▼

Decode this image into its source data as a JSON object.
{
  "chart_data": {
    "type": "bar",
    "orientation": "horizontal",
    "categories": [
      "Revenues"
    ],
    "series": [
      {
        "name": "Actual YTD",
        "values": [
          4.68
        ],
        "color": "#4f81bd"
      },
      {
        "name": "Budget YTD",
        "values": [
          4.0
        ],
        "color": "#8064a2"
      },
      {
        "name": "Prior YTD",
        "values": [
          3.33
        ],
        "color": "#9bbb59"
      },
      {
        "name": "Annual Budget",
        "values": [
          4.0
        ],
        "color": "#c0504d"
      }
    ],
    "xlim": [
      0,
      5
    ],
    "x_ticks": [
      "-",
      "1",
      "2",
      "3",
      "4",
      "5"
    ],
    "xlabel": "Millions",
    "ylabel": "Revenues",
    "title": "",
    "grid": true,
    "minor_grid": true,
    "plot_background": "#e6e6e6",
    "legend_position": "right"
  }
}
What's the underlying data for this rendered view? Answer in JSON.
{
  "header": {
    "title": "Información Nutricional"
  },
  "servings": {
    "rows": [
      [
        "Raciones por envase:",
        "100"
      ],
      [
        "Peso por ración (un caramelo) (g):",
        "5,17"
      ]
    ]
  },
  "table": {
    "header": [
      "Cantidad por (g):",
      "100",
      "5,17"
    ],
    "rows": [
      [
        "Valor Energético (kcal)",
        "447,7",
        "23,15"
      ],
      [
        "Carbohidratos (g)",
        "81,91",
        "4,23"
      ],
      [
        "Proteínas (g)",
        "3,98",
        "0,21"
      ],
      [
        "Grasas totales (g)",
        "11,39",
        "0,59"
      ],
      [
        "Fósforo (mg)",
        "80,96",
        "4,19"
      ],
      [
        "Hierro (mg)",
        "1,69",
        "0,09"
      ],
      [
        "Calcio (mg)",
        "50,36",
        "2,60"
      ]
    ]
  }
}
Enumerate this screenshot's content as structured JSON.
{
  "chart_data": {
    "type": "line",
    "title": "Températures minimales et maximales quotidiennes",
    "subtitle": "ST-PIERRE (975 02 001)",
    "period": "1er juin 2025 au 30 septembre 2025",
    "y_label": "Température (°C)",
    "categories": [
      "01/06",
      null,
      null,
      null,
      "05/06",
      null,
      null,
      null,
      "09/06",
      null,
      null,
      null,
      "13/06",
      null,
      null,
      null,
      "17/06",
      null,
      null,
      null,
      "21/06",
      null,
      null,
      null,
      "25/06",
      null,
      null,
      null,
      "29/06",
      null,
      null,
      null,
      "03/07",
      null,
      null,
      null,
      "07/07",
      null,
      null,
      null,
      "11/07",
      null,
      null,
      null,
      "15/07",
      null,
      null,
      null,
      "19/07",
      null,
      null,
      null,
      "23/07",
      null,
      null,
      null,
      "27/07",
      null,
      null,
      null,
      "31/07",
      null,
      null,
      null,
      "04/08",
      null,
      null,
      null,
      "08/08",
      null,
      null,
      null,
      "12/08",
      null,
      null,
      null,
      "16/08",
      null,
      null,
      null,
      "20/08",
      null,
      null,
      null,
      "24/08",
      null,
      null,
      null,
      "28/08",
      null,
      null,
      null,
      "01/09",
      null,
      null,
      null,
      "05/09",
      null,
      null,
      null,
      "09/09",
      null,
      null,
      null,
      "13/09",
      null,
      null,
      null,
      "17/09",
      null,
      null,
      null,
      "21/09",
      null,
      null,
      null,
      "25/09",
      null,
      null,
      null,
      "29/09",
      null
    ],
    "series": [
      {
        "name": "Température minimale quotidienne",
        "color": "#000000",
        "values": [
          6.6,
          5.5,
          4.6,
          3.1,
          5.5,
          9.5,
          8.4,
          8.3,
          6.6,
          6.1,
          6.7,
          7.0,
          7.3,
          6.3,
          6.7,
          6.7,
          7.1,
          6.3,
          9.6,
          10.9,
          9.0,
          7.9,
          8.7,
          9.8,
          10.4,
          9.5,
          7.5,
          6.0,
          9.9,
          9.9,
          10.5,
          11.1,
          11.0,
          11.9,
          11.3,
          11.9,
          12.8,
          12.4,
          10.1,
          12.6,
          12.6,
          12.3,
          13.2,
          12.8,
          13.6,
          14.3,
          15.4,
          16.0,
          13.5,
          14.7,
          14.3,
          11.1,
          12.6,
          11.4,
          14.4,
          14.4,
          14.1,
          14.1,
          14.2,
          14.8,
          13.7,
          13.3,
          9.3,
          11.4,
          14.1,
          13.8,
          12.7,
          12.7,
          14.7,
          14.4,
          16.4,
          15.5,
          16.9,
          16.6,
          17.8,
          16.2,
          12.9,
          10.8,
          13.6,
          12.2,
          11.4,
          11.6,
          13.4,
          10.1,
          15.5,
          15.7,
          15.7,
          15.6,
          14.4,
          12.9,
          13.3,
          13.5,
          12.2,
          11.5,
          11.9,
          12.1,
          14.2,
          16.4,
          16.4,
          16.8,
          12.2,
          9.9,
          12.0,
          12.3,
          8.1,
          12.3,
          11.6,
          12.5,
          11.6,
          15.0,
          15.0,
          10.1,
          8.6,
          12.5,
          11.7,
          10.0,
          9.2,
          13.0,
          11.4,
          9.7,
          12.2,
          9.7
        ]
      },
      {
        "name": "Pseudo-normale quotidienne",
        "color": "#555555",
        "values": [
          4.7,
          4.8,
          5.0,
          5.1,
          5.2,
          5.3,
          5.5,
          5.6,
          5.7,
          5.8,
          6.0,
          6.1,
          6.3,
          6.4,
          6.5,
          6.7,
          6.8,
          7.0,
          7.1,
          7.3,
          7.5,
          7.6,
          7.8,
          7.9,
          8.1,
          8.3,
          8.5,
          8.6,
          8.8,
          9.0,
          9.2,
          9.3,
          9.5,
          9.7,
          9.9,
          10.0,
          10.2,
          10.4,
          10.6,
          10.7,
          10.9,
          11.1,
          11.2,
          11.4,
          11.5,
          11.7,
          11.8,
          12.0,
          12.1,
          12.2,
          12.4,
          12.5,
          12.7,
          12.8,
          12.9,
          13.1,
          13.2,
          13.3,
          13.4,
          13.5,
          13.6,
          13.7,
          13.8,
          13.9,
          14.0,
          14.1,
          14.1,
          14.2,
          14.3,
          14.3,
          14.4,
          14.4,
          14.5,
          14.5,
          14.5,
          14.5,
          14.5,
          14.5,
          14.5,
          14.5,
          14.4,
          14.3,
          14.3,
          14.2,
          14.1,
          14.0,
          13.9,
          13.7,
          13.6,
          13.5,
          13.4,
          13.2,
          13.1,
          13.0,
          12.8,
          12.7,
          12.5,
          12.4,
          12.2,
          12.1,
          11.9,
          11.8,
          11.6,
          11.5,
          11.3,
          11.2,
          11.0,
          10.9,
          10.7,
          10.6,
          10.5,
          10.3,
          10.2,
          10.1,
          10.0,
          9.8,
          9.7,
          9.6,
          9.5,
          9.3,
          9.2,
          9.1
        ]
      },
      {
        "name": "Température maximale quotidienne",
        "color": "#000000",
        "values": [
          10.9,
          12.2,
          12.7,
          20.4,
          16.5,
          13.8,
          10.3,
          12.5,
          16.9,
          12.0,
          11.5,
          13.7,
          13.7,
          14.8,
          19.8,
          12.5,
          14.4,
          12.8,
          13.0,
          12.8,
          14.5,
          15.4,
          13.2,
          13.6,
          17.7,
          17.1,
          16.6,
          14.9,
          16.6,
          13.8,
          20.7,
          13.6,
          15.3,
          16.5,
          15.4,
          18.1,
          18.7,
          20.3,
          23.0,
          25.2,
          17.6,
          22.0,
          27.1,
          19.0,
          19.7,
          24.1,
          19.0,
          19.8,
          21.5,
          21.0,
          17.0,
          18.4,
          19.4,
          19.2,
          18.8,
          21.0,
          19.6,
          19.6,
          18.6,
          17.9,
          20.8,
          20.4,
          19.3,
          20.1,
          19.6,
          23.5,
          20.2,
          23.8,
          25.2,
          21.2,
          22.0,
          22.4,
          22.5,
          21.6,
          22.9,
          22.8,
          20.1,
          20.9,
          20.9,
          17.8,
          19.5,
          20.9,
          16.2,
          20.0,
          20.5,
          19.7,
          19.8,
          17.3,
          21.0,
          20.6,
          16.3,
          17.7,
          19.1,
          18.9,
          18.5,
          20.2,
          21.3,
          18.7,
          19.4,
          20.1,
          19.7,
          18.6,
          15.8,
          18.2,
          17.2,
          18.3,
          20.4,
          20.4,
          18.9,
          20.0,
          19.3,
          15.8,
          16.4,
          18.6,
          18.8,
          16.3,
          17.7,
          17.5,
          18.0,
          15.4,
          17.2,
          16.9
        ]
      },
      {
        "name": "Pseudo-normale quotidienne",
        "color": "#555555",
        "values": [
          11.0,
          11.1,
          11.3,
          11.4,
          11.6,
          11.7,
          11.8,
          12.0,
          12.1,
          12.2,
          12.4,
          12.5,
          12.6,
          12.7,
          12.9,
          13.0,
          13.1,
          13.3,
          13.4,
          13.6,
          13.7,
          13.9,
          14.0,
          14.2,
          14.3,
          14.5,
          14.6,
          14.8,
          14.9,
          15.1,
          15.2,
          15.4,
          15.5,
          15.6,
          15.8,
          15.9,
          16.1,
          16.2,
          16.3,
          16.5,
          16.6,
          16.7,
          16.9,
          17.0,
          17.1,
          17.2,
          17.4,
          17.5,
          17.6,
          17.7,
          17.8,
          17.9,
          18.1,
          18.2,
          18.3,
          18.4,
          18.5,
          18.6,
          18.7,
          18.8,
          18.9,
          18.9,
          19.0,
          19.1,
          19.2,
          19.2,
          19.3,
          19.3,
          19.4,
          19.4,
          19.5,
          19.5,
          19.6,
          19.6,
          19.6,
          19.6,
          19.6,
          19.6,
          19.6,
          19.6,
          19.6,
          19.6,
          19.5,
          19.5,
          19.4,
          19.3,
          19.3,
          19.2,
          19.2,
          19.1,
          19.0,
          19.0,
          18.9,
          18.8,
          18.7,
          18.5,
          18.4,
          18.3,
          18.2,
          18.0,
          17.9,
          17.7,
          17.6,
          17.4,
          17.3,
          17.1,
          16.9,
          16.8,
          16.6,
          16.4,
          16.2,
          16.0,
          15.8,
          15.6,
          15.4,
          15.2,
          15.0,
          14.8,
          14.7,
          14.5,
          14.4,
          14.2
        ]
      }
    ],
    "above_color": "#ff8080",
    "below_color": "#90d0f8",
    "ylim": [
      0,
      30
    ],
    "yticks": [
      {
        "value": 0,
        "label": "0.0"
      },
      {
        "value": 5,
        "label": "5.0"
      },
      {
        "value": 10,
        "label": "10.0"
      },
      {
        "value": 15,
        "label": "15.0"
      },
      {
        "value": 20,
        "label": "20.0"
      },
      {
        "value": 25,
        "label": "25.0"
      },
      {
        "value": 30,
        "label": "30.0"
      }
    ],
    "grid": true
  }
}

▲

Task details
Identify the lines of the entries containing the string "JSON". Copy each such line.

Correct result
Decode this image into its source data as a JSON object.
What's the underlying data for this rendered view? Answer in JSON.
Enumerate this screenshot's content as structured JSON.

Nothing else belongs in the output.